** begin Material provided **

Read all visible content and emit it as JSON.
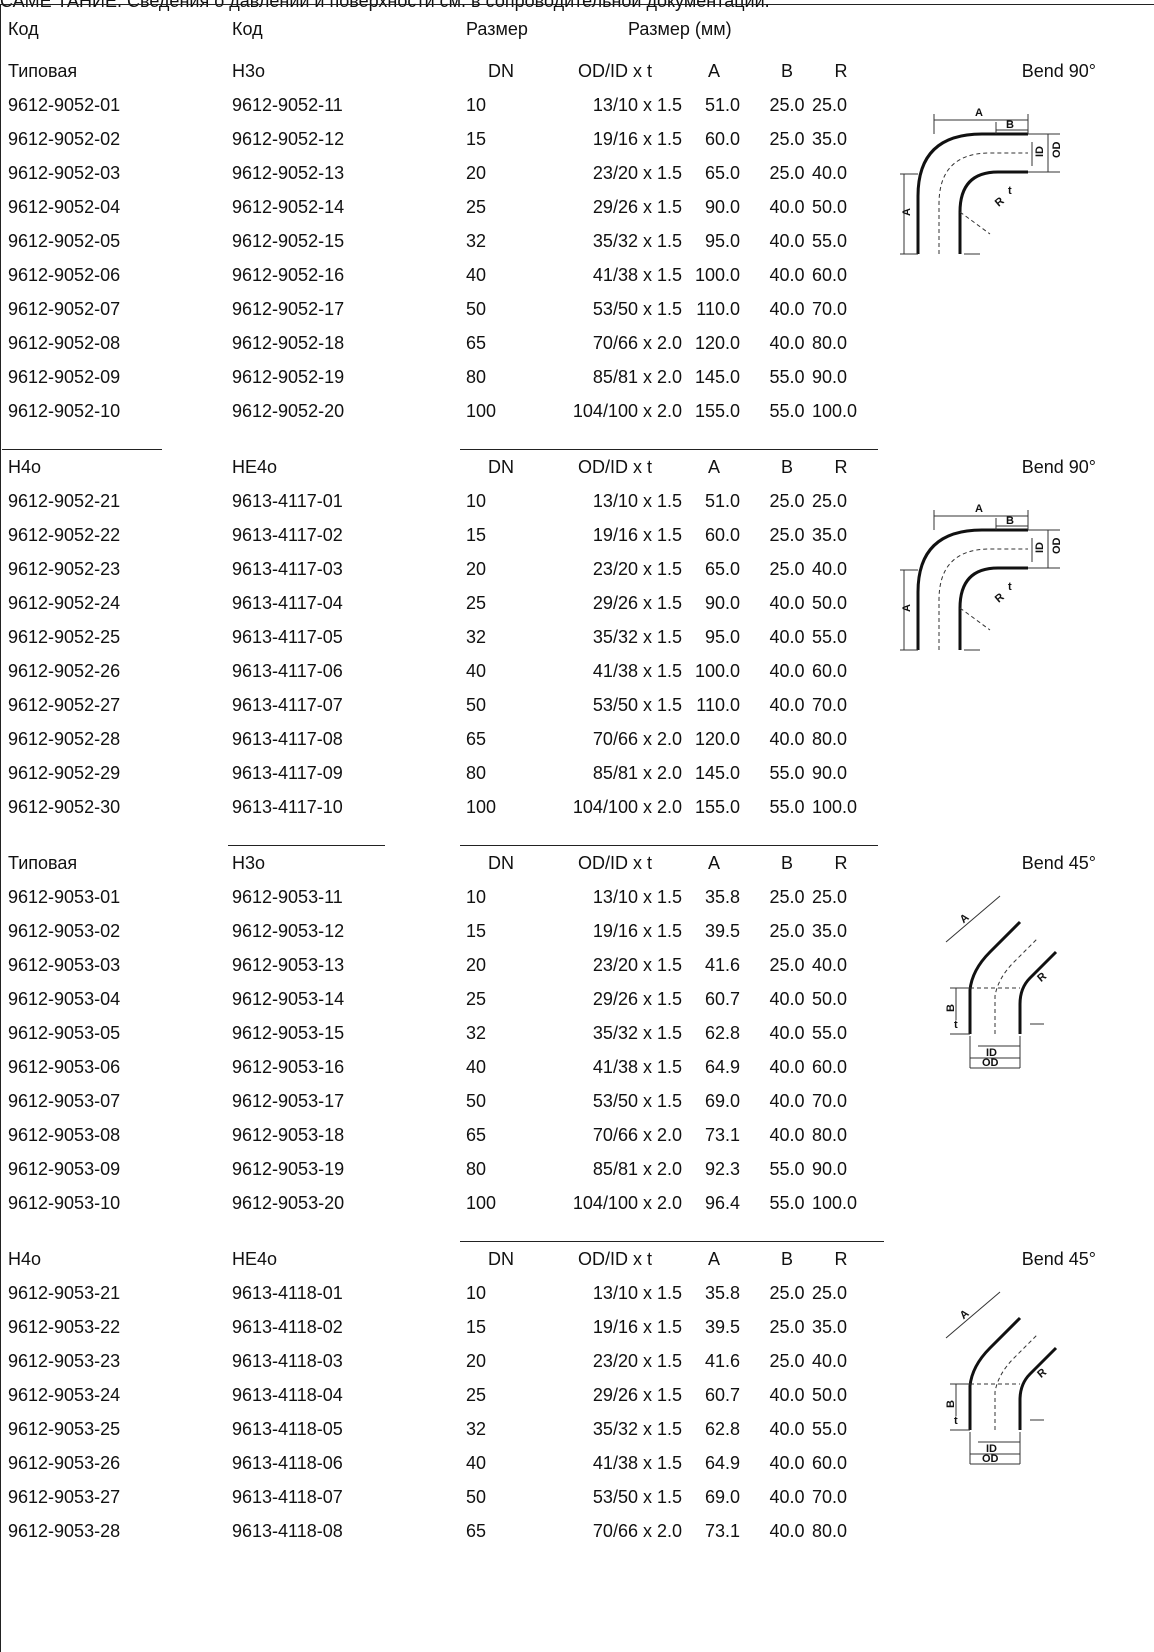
{
  "caption": "САМЕ ТАНИЕ. Сведения о давлении и поверхности см. в сопроводительной документации.",
  "top_header": {
    "code1": "Код",
    "code2": "Код",
    "size": "Размер",
    "size_mm": "Размер (мм)"
  },
  "sections": [
    {
      "cols": [
        "Типовая",
        "H3o",
        "DN",
        "OD/ID x t",
        "A",
        "B",
        "R"
      ],
      "bend": "Bend 90°",
      "shape": "bend90",
      "rows": [
        [
          "9612-9052-01",
          "9612-9052-11",
          "10",
          "13/10 x 1.5",
          "51.0",
          "25.0",
          "25.0"
        ],
        [
          "9612-9052-02",
          "9612-9052-12",
          "15",
          "19/16 x 1.5",
          "60.0",
          "25.0",
          "35.0"
        ],
        [
          "9612-9052-03",
          "9612-9052-13",
          "20",
          "23/20 x 1.5",
          "65.0",
          "25.0",
          "40.0"
        ],
        [
          "9612-9052-04",
          "9612-9052-14",
          "25",
          "29/26 x 1.5",
          "90.0",
          "40.0",
          "50.0"
        ],
        [
          "9612-9052-05",
          "9612-9052-15",
          "32",
          "35/32 x 1.5",
          "95.0",
          "40.0",
          "55.0"
        ],
        [
          "9612-9052-06",
          "9612-9052-16",
          "40",
          "41/38 x 1.5",
          "100.0",
          "40.0",
          "60.0"
        ],
        [
          "9612-9052-07",
          "9612-9052-17",
          "50",
          "53/50 x 1.5",
          "110.0",
          "40.0",
          "70.0"
        ],
        [
          "9612-9052-08",
          "9612-9052-18",
          "65",
          "70/66 x 2.0",
          "120.0",
          "40.0",
          "80.0"
        ],
        [
          "9612-9052-09",
          "9612-9052-19",
          "80",
          "85/81 x 2.0",
          "145.0",
          "55.0",
          "90.0"
        ],
        [
          "9612-9052-10",
          "9612-9052-20",
          "100",
          "104/100 x 2.0",
          "155.0",
          "55.0",
          "100.0"
        ]
      ]
    },
    {
      "cols": [
        "H4o",
        "HE4o",
        "DN",
        "OD/ID x t",
        "A",
        "B",
        "R"
      ],
      "bend": "Bend 90°",
      "shape": "bend90",
      "rows": [
        [
          "9612-9052-21",
          "9613-4117-01",
          "10",
          "13/10 x 1.5",
          "51.0",
          "25.0",
          "25.0"
        ],
        [
          "9612-9052-22",
          "9613-4117-02",
          "15",
          "19/16 x 1.5",
          "60.0",
          "25.0",
          "35.0"
        ],
        [
          "9612-9052-23",
          "9613-4117-03",
          "20",
          "23/20 x 1.5",
          "65.0",
          "25.0",
          "40.0"
        ],
        [
          "9612-9052-24",
          "9613-4117-04",
          "25",
          "29/26 x 1.5",
          "90.0",
          "40.0",
          "50.0"
        ],
        [
          "9612-9052-25",
          "9613-4117-05",
          "32",
          "35/32 x 1.5",
          "95.0",
          "40.0",
          "55.0"
        ],
        [
          "9612-9052-26",
          "9613-4117-06",
          "40",
          "41/38 x 1.5",
          "100.0",
          "40.0",
          "60.0"
        ],
        [
          "9612-9052-27",
          "9613-4117-07",
          "50",
          "53/50 x 1.5",
          "110.0",
          "40.0",
          "70.0"
        ],
        [
          "9612-9052-28",
          "9613-4117-08",
          "65",
          "70/66 x 2.0",
          "120.0",
          "40.0",
          "80.0"
        ],
        [
          "9612-9052-29",
          "9613-4117-09",
          "80",
          "85/81 x 2.0",
          "145.0",
          "55.0",
          "90.0"
        ],
        [
          "9612-9052-30",
          "9613-4117-10",
          "100",
          "104/100 x 2.0",
          "155.0",
          "55.0",
          "100.0"
        ]
      ]
    },
    {
      "cols": [
        "Типовая",
        "H3o",
        "DN",
        "OD/ID x t",
        "A",
        "B",
        "R"
      ],
      "bend": "Bend 45°",
      "shape": "bend45",
      "rows": [
        [
          "9612-9053-01",
          "9612-9053-11",
          "10",
          "13/10 x 1.5",
          "35.8",
          "25.0",
          "25.0"
        ],
        [
          "9612-9053-02",
          "9612-9053-12",
          "15",
          "19/16 x 1.5",
          "39.5",
          "25.0",
          "35.0"
        ],
        [
          "9612-9053-03",
          "9612-9053-13",
          "20",
          "23/20 x 1.5",
          "41.6",
          "25.0",
          "40.0"
        ],
        [
          "9612-9053-04",
          "9612-9053-14",
          "25",
          "29/26 x 1.5",
          "60.7",
          "40.0",
          "50.0"
        ],
        [
          "9612-9053-05",
          "9612-9053-15",
          "32",
          "35/32 x 1.5",
          "62.8",
          "40.0",
          "55.0"
        ],
        [
          "9612-9053-06",
          "9612-9053-16",
          "40",
          "41/38 x 1.5",
          "64.9",
          "40.0",
          "60.0"
        ],
        [
          "9612-9053-07",
          "9612-9053-17",
          "50",
          "53/50 x 1.5",
          "69.0",
          "40.0",
          "70.0"
        ],
        [
          "9612-9053-08",
          "9612-9053-18",
          "65",
          "70/66 x 2.0",
          "73.1",
          "40.0",
          "80.0"
        ],
        [
          "9612-9053-09",
          "9612-9053-19",
          "80",
          "85/81 x 2.0",
          "92.3",
          "55.0",
          "90.0"
        ],
        [
          "9612-9053-10",
          "9612-9053-20",
          "100",
          "104/100 x 2.0",
          "96.4",
          "55.0",
          "100.0"
        ]
      ]
    },
    {
      "cols": [
        "H4o",
        "HE4o",
        "DN",
        "OD/ID x t",
        "A",
        "B",
        "R"
      ],
      "bend": "Bend 45°",
      "shape": "bend45",
      "rows": [
        [
          "9612-9053-21",
          "9613-4118-01",
          "10",
          "13/10 x 1.5",
          "35.8",
          "25.0",
          "25.0"
        ],
        [
          "9612-9053-22",
          "9613-4118-02",
          "15",
          "19/16 x 1.5",
          "39.5",
          "25.0",
          "35.0"
        ],
        [
          "9612-9053-23",
          "9613-4118-03",
          "20",
          "23/20 x 1.5",
          "41.6",
          "25.0",
          "40.0"
        ],
        [
          "9612-9053-24",
          "9613-4118-04",
          "25",
          "29/26 x 1.5",
          "60.7",
          "40.0",
          "50.0"
        ],
        [
          "9612-9053-25",
          "9613-4118-05",
          "32",
          "35/32 x 1.5",
          "62.8",
          "40.0",
          "55.0"
        ],
        [
          "9612-9053-26",
          "9613-4118-06",
          "40",
          "41/38 x 1.5",
          "64.9",
          "40.0",
          "60.0"
        ],
        [
          "9612-9053-27",
          "9613-4118-07",
          "50",
          "53/50 x 1.5",
          "69.0",
          "40.0",
          "70.0"
        ],
        [
          "9612-9053-28",
          "9613-4118-08",
          "65",
          "70/66 x 2.0",
          "73.1",
          "40.0",
          "80.0"
        ]
      ]
    }
  ],
  "drawing_labels": {
    "a": "A",
    "b": "B",
    "r": "R",
    "od": "OD",
    "id": "ID",
    "t": "t"
  }
}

** end Material provided **

### Task instructions
Each entry should be repeated exactly as it appears; the pictures stay out.

### Exercise result
Read all visible content and emit it as JSON.
{
  "caption": "САМЕ ТАНИЕ. Сведения о давлении и поверхности см. в сопроводительной документации.",
  "top_header": {
    "code1": "Код",
    "code2": "Код",
    "size": "Размер",
    "size_mm": "Размер (мм)"
  },
  "sections": [
    {
      "cols": [
        "Типовая",
        "H3o",
        "DN",
        "OD/ID x t",
        "A",
        "B",
        "R"
      ],
      "bend": "Bend 90°",
      "shape": "bend90",
      "rows": [
        [
          "9612-9052-01",
          "9612-9052-11",
          "10",
          "13/10 x 1.5",
          "51.0",
          "25.0",
          "25.0"
        ],
        [
          "9612-9052-02",
          "9612-9052-12",
          "15",
          "19/16 x 1.5",
          "60.0",
          "25.0",
          "35.0"
        ],
        [
          "9612-9052-03",
          "9612-9052-13",
          "20",
          "23/20 x 1.5",
          "65.0",
          "25.0",
          "40.0"
        ],
        [
          "9612-9052-04",
          "9612-9052-14",
          "25",
          "29/26 x 1.5",
          "90.0",
          "40.0",
          "50.0"
        ],
        [
          "9612-9052-05",
          "9612-9052-15",
          "32",
          "35/32 x 1.5",
          "95.0",
          "40.0",
          "55.0"
        ],
        [
          "9612-9052-06",
          "9612-9052-16",
          "40",
          "41/38 x 1.5",
          "100.0",
          "40.0",
          "60.0"
        ],
        [
          "9612-9052-07",
          "9612-9052-17",
          "50",
          "53/50 x 1.5",
          "110.0",
          "40.0",
          "70.0"
        ],
        [
          "9612-9052-08",
          "9612-9052-18",
          "65",
          "70/66 x 2.0",
          "120.0",
          "40.0",
          "80.0"
        ],
        [
          "9612-9052-09",
          "9612-9052-19",
          "80",
          "85/81 x 2.0",
          "145.0",
          "55.0",
          "90.0"
        ],
        [
          "9612-9052-10",
          "9612-9052-20",
          "100",
          "104/100 x 2.0",
          "155.0",
          "55.0",
          "100.0"
        ]
      ]
    },
    {
      "cols": [
        "H4o",
        "HE4o",
        "DN",
        "OD/ID x t",
        "A",
        "B",
        "R"
      ],
      "bend": "Bend 90°",
      "shape": "bend90",
      "rows": [
        [
          "9612-9052-21",
          "9613-4117-01",
          "10",
          "13/10 x 1.5",
          "51.0",
          "25.0",
          "25.0"
        ],
        [
          "9612-9052-22",
          "9613-4117-02",
          "15",
          "19/16 x 1.5",
          "60.0",
          "25.0",
          "35.0"
        ],
        [
          "9612-9052-23",
          "9613-4117-03",
          "20",
          "23/20 x 1.5",
          "65.0",
          "25.0",
          "40.0"
        ],
        [
          "9612-9052-24",
          "9613-4117-04",
          "25",
          "29/26 x 1.5",
          "90.0",
          "40.0",
          "50.0"
        ],
        [
          "9612-9052-25",
          "9613-4117-05",
          "32",
          "35/32 x 1.5",
          "95.0",
          "40.0",
          "55.0"
        ],
        [
          "9612-9052-26",
          "9613-4117-06",
          "40",
          "41/38 x 1.5",
          "100.0",
          "40.0",
          "60.0"
        ],
        [
          "9612-9052-27",
          "9613-4117-07",
          "50",
          "53/50 x 1.5",
          "110.0",
          "40.0",
          "70.0"
        ],
        [
          "9612-9052-28",
          "9613-4117-08",
          "65",
          "70/66 x 2.0",
          "120.0",
          "40.0",
          "80.0"
        ],
        [
          "9612-9052-29",
          "9613-4117-09",
          "80",
          "85/81 x 2.0",
          "145.0",
          "55.0",
          "90.0"
        ],
        [
          "9612-9052-30",
          "9613-4117-10",
          "100",
          "104/100 x 2.0",
          "155.0",
          "55.0",
          "100.0"
        ]
      ]
    },
    {
      "cols": [
        "Типовая",
        "H3o",
        "DN",
        "OD/ID x t",
        "A",
        "B",
        "R"
      ],
      "bend": "Bend 45°",
      "shape": "bend45",
      "rows": [
        [
          "9612-9053-01",
          "9612-9053-11",
          "10",
          "13/10 x 1.5",
          "35.8",
          "25.0",
          "25.0"
        ],
        [
          "9612-9053-02",
          "9612-9053-12",
          "15",
          "19/16 x 1.5",
          "39.5",
          "25.0",
          "35.0"
        ],
        [
          "9612-9053-03",
          "9612-9053-13",
          "20",
          "23/20 x 1.5",
          "41.6",
          "25.0",
          "40.0"
        ],
        [
          "9612-9053-04",
          "9612-9053-14",
          "25",
          "29/26 x 1.5",
          "60.7",
          "40.0",
          "50.0"
        ],
        [
          "9612-9053-05",
          "9612-9053-15",
          "32",
          "35/32 x 1.5",
          "62.8",
          "40.0",
          "55.0"
        ],
        [
          "9612-9053-06",
          "9612-9053-16",
          "40",
          "41/38 x 1.5",
          "64.9",
          "40.0",
          "60.0"
        ],
        [
          "9612-9053-07",
          "9612-9053-17",
          "50",
          "53/50 x 1.5",
          "69.0",
          "40.0",
          "70.0"
        ],
        [
          "9612-9053-08",
          "9612-9053-18",
          "65",
          "70/66 x 2.0",
          "73.1",
          "40.0",
          "80.0"
        ],
        [
          "9612-9053-09",
          "9612-9053-19",
          "80",
          "85/81 x 2.0",
          "92.3",
          "55.0",
          "90.0"
        ],
        [
          "9612-9053-10",
          "9612-9053-20",
          "100",
          "104/100 x 2.0",
          "96.4",
          "55.0",
          "100.0"
        ]
      ]
    },
    {
      "cols": [
        "H4o",
        "HE4o",
        "DN",
        "OD/ID x t",
        "A",
        "B",
        "R"
      ],
      "bend": "Bend 45°",
      "shape": "bend45",
      "rows": [
        [
          "9612-9053-21",
          "9613-4118-01",
          "10",
          "13/10 x 1.5",
          "35.8",
          "25.0",
          "25.0"
        ],
        [
          "9612-9053-22",
          "9613-4118-02",
          "15",
          "19/16 x 1.5",
          "39.5",
          "25.0",
          "35.0"
        ],
        [
          "9612-9053-23",
          "9613-4118-03",
          "20",
          "23/20 x 1.5",
          "41.6",
          "25.0",
          "40.0"
        ],
        [
          "9612-9053-24",
          "9613-4118-04",
          "25",
          "29/26 x 1.5",
          "60.7",
          "40.0",
          "50.0"
        ],
        [
          "9612-9053-25",
          "9613-4118-05",
          "32",
          "35/32 x 1.5",
          "62.8",
          "40.0",
          "55.0"
        ],
        [
          "9612-9053-26",
          "9613-4118-06",
          "40",
          "41/38 x 1.5",
          "64.9",
          "40.0",
          "60.0"
        ],
        [
          "9612-9053-27",
          "9613-4118-07",
          "50",
          "53/50 x 1.5",
          "69.0",
          "40.0",
          "70.0"
        ],
        [
          "9612-9053-28",
          "9613-4118-08",
          "65",
          "70/66 x 2.0",
          "73.1",
          "40.0",
          "80.0"
        ]
      ]
    }
  ],
  "drawing_labels": {
    "a": "A",
    "b": "B",
    "r": "R",
    "od": "OD",
    "id": "ID",
    "t": "t"
  }
}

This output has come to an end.